(What the task requires):
Retype the whole listing verbatim and keep the pictures out of it.
-----
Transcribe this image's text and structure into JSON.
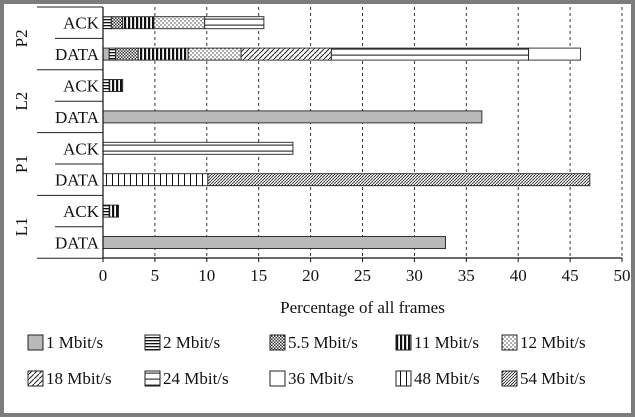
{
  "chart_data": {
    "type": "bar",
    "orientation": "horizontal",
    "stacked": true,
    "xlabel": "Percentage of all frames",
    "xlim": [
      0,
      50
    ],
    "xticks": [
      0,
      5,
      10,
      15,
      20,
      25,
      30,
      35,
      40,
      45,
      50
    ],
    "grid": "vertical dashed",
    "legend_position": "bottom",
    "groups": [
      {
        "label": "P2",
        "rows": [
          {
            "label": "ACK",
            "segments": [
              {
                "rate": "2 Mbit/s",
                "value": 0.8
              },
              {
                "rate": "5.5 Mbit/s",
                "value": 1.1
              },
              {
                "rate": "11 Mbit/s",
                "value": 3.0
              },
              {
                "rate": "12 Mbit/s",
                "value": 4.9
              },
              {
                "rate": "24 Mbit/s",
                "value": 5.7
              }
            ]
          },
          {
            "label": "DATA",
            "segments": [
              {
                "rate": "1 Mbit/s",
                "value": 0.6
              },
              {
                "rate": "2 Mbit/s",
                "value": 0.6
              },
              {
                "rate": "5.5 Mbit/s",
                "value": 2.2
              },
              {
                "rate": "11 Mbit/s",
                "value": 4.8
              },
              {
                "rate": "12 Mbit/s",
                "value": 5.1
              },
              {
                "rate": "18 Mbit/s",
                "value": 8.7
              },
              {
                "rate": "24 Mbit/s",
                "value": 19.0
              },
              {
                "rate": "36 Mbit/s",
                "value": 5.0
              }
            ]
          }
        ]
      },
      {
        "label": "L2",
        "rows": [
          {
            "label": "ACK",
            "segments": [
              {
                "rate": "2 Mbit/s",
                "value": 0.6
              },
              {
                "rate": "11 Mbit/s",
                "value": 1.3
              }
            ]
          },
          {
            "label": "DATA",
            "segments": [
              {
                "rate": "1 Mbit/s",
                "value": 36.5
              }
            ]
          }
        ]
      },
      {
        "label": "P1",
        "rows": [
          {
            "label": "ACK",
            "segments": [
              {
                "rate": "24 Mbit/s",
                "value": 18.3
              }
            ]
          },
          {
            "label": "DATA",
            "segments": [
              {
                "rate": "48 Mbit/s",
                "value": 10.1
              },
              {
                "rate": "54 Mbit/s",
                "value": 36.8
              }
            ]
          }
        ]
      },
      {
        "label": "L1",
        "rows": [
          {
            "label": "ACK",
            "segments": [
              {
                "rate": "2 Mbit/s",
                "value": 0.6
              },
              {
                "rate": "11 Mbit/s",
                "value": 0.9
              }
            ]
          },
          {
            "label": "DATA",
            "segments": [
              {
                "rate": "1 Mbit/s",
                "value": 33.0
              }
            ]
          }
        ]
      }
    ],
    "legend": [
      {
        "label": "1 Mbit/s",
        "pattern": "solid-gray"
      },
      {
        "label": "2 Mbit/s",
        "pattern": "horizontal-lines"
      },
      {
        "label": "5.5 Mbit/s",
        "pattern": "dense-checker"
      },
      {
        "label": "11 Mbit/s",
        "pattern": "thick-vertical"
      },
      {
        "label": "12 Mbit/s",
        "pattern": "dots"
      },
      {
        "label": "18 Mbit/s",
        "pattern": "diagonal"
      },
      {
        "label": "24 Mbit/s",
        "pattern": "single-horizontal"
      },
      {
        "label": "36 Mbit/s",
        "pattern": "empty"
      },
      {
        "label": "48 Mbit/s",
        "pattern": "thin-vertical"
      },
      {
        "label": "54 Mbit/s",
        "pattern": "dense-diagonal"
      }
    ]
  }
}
-----
(Exercise answer):
Transcribe this image's text and structure into JSON.
{
  "chart_data": {
    "type": "bar",
    "orientation": "horizontal",
    "stacked": true,
    "xlabel": "Percentage of all frames",
    "xlim": [
      0,
      50
    ],
    "xticks": [
      0,
      5,
      10,
      15,
      20,
      25,
      30,
      35,
      40,
      45,
      50
    ],
    "grid": "vertical dashed",
    "legend_position": "bottom",
    "groups": [
      {
        "label": "P2",
        "rows": [
          {
            "label": "ACK",
            "segments": [
              {
                "rate": "2 Mbit/s",
                "value": 0.8
              },
              {
                "rate": "5.5 Mbit/s",
                "value": 1.1
              },
              {
                "rate": "11 Mbit/s",
                "value": 3.0
              },
              {
                "rate": "12 Mbit/s",
                "value": 4.9
              },
              {
                "rate": "24 Mbit/s",
                "value": 5.7
              }
            ]
          },
          {
            "label": "DATA",
            "segments": [
              {
                "rate": "1 Mbit/s",
                "value": 0.6
              },
              {
                "rate": "2 Mbit/s",
                "value": 0.6
              },
              {
                "rate": "5.5 Mbit/s",
                "value": 2.2
              },
              {
                "rate": "11 Mbit/s",
                "value": 4.8
              },
              {
                "rate": "12 Mbit/s",
                "value": 5.1
              },
              {
                "rate": "18 Mbit/s",
                "value": 8.7
              },
              {
                "rate": "24 Mbit/s",
                "value": 19.0
              },
              {
                "rate": "36 Mbit/s",
                "value": 5.0
              }
            ]
          }
        ]
      },
      {
        "label": "L2",
        "rows": [
          {
            "label": "ACK",
            "segments": [
              {
                "rate": "2 Mbit/s",
                "value": 0.6
              },
              {
                "rate": "11 Mbit/s",
                "value": 1.3
              }
            ]
          },
          {
            "label": "DATA",
            "segments": [
              {
                "rate": "1 Mbit/s",
                "value": 36.5
              }
            ]
          }
        ]
      },
      {
        "label": "P1",
        "rows": [
          {
            "label": "ACK",
            "segments": [
              {
                "rate": "24 Mbit/s",
                "value": 18.3
              }
            ]
          },
          {
            "label": "DATA",
            "segments": [
              {
                "rate": "48 Mbit/s",
                "value": 10.1
              },
              {
                "rate": "54 Mbit/s",
                "value": 36.8
              }
            ]
          }
        ]
      },
      {
        "label": "L1",
        "rows": [
          {
            "label": "ACK",
            "segments": [
              {
                "rate": "2 Mbit/s",
                "value": 0.6
              },
              {
                "rate": "11 Mbit/s",
                "value": 0.9
              }
            ]
          },
          {
            "label": "DATA",
            "segments": [
              {
                "rate": "1 Mbit/s",
                "value": 33.0
              }
            ]
          }
        ]
      }
    ],
    "legend": [
      {
        "label": "1 Mbit/s",
        "pattern": "solid-gray"
      },
      {
        "label": "2 Mbit/s",
        "pattern": "horizontal-lines"
      },
      {
        "label": "5.5 Mbit/s",
        "pattern": "dense-checker"
      },
      {
        "label": "11 Mbit/s",
        "pattern": "thick-vertical"
      },
      {
        "label": "12 Mbit/s",
        "pattern": "dots"
      },
      {
        "label": "18 Mbit/s",
        "pattern": "diagonal"
      },
      {
        "label": "24 Mbit/s",
        "pattern": "single-horizontal"
      },
      {
        "label": "36 Mbit/s",
        "pattern": "empty"
      },
      {
        "label": "48 Mbit/s",
        "pattern": "thin-vertical"
      },
      {
        "label": "54 Mbit/s",
        "pattern": "dense-diagonal"
      }
    ]
  }
}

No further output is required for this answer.